Dataset entries:
###

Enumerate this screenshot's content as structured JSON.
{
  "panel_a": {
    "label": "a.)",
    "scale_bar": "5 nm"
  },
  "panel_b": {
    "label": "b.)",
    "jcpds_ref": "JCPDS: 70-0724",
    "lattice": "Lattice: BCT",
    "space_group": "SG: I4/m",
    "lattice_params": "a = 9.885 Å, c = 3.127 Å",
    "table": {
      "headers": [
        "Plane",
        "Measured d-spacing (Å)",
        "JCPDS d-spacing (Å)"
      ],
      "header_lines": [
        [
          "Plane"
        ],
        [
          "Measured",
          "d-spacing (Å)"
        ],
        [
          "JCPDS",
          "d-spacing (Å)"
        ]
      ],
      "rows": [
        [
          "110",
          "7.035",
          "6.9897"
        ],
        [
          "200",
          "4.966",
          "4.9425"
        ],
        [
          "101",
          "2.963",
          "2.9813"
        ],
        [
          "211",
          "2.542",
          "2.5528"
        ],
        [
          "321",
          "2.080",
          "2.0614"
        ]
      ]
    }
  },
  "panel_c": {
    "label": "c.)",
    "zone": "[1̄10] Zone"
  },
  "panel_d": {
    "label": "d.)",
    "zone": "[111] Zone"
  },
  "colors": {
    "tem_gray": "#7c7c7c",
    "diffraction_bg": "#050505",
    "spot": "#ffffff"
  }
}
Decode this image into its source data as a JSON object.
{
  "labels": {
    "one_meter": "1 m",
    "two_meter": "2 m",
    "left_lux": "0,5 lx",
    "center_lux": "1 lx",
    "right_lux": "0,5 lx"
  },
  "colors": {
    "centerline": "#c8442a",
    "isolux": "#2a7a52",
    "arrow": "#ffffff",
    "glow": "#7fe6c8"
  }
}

###

- [Task directions] Your task is to transcribe the listing above in full, exactly as given.

- [Solution for this exercise]
Enumerate this screenshot's content as structured JSON.
{
  "panel_a": {
    "label": "a.)",
    "scale_bar": "5 nm"
  },
  "panel_b": {
    "label": "b.)",
    "jcpds_ref": "JCPDS: 70-0724",
    "lattice": "Lattice: BCT",
    "space_group": "SG: I4/m",
    "lattice_params": "a = 9.885 Å, c = 3.127 Å",
    "table": {
      "headers": [
        "Plane",
        "Measured d-spacing (Å)",
        "JCPDS d-spacing (Å)"
      ],
      "header_lines": [
        [
          "Plane"
        ],
        [
          "Measured",
          "d-spacing (Å)"
        ],
        [
          "JCPDS",
          "d-spacing (Å)"
        ]
      ],
      "rows": [
        [
          "110",
          "7.035",
          "6.9897"
        ],
        [
          "200",
          "4.966",
          "4.9425"
        ],
        [
          "101",
          "2.963",
          "2.9813"
        ],
        [
          "211",
          "2.542",
          "2.5528"
        ],
        [
          "321",
          "2.080",
          "2.0614"
        ]
      ]
    }
  },
  "panel_c": {
    "label": "c.)",
    "zone": "[1̄10] Zone"
  },
  "panel_d": {
    "label": "d.)",
    "zone": "[111] Zone"
  },
  "colors": {
    "tem_gray": "#7c7c7c",
    "diffraction_bg": "#050505",
    "spot": "#ffffff"
  }
}
Decode this image into its source data as a JSON object.
{
  "labels": {
    "one_meter": "1 m",
    "two_meter": "2 m",
    "left_lux": "0,5 lx",
    "center_lux": "1 lx",
    "right_lux": "0,5 lx"
  },
  "colors": {
    "centerline": "#c8442a",
    "isolux": "#2a7a52",
    "arrow": "#ffffff",
    "glow": "#7fe6c8"
  }
}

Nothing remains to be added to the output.